__Problem to solve__: Return verbatim every line from the start of the records through the line containing "forward-icon[interactable]: → —", inclusive. Output only those lines.

(Element location data)
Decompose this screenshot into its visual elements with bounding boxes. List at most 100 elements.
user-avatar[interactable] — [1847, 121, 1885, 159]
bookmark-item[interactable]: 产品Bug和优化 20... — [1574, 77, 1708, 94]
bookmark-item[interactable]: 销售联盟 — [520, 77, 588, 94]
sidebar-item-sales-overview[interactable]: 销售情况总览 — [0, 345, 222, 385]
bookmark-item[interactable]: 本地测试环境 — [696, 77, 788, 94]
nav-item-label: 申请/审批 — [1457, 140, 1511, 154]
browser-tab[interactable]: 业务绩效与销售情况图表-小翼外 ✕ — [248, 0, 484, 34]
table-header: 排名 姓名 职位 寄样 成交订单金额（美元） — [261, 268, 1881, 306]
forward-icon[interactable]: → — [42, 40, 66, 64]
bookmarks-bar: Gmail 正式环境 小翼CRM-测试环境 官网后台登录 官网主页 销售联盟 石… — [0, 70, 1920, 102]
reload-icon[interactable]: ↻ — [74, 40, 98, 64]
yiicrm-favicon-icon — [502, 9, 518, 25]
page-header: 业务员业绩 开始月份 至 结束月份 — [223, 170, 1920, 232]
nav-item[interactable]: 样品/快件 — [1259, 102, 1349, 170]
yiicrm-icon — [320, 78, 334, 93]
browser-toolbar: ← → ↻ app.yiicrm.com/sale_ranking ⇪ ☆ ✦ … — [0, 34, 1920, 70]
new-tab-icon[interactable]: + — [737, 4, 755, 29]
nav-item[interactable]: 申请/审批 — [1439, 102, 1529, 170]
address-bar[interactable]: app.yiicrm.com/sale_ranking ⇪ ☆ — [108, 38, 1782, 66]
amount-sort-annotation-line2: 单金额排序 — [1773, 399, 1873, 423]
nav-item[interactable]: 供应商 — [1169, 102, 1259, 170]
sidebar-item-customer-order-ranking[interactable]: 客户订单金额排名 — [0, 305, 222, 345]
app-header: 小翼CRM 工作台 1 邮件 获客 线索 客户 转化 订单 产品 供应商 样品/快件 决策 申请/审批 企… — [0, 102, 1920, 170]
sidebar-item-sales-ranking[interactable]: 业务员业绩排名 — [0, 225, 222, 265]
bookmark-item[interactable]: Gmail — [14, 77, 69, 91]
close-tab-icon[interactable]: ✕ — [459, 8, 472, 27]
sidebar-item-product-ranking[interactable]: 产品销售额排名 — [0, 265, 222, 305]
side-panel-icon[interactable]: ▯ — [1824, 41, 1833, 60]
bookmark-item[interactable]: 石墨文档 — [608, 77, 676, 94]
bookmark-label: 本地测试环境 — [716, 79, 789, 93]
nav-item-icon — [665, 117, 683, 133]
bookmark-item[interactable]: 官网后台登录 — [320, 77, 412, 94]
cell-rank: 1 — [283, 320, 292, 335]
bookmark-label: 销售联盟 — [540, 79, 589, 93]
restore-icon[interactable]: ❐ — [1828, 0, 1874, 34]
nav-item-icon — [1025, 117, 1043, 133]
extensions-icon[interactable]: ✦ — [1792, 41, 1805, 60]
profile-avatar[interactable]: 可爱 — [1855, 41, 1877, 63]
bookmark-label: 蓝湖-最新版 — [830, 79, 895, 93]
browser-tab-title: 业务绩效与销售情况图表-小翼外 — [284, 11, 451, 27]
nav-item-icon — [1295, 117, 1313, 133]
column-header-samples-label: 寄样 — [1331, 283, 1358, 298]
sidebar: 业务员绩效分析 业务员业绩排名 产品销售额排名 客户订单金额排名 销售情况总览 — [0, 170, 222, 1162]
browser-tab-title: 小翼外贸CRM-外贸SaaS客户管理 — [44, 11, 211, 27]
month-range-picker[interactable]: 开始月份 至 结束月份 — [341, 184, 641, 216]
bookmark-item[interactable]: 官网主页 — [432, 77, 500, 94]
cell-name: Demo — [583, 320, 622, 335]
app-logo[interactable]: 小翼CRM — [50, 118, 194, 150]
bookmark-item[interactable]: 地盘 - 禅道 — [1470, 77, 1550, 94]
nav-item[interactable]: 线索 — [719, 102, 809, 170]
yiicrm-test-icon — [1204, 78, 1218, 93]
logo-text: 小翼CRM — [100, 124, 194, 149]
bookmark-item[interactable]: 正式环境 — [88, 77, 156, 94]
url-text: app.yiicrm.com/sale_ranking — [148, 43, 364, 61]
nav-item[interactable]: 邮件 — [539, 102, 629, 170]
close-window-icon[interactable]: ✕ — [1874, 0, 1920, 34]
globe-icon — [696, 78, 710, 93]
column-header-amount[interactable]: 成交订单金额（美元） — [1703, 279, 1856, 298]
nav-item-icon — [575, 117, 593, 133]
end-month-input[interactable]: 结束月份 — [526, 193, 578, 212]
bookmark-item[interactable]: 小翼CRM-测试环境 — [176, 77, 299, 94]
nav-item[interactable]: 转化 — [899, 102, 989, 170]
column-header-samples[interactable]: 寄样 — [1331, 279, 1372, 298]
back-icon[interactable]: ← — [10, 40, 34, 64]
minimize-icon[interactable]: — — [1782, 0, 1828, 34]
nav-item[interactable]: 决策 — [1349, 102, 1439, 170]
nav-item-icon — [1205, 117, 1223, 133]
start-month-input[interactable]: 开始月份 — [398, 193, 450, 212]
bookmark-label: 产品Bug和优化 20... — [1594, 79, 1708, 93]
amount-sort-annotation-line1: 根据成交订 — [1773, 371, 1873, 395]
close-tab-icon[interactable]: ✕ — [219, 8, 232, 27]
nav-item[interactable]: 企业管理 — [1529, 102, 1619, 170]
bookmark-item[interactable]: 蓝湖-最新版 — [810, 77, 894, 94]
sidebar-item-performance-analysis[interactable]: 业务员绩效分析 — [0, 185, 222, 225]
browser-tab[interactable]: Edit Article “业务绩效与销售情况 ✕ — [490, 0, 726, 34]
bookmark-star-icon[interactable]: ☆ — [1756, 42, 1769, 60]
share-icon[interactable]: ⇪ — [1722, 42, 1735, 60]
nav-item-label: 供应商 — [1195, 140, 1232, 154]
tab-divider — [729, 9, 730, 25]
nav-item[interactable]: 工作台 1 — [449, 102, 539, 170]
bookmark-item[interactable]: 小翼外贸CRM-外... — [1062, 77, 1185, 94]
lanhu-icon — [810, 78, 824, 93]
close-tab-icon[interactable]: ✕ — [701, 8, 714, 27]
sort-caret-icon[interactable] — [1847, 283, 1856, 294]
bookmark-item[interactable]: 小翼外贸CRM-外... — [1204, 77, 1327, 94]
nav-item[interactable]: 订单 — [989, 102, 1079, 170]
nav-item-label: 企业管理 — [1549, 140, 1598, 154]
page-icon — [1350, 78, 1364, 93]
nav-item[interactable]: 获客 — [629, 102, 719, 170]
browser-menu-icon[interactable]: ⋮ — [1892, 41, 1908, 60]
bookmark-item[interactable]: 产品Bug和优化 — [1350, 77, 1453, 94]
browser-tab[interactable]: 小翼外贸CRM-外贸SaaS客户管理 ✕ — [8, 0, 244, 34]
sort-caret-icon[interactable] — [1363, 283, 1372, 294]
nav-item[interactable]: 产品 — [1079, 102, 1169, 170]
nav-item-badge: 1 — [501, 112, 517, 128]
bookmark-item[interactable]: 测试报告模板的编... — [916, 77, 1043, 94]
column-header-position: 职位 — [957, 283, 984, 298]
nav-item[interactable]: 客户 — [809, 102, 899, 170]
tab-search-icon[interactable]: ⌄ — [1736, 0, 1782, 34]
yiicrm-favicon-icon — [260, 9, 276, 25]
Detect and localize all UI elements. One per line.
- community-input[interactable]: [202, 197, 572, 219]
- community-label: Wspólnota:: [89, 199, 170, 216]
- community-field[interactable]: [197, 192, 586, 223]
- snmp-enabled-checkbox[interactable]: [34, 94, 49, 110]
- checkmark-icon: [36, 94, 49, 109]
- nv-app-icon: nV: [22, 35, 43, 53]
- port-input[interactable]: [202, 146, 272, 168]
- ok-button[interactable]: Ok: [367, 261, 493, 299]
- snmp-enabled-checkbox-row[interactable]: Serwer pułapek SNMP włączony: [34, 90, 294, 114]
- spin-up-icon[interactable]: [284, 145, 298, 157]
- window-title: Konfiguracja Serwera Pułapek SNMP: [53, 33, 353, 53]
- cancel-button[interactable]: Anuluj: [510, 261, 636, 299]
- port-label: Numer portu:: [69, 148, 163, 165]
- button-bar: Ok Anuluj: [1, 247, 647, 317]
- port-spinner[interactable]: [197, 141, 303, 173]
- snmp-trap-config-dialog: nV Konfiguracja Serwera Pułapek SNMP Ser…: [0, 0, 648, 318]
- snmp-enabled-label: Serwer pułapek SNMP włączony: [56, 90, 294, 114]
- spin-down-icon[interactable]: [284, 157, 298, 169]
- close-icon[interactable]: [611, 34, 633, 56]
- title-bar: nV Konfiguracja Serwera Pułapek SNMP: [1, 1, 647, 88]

__Complete answer__:
Decompose this screenshot into its visual elements with bounding boxes. List at most 100 elements.
user-avatar[interactable] — [1847, 121, 1885, 159]
bookmark-item[interactable]: 产品Bug和优化 20... — [1574, 77, 1708, 94]
bookmark-item[interactable]: 销售联盟 — [520, 77, 588, 94]
sidebar-item-sales-overview[interactable]: 销售情况总览 — [0, 345, 222, 385]
bookmark-item[interactable]: 本地测试环境 — [696, 77, 788, 94]
nav-item-label: 申请/审批 — [1457, 140, 1511, 154]
browser-tab[interactable]: 业务绩效与销售情况图表-小翼外 ✕ — [248, 0, 484, 34]
table-header: 排名 姓名 职位 寄样 成交订单金额（美元） — [261, 268, 1881, 306]
forward-icon[interactable]: → — [42, 40, 66, 64]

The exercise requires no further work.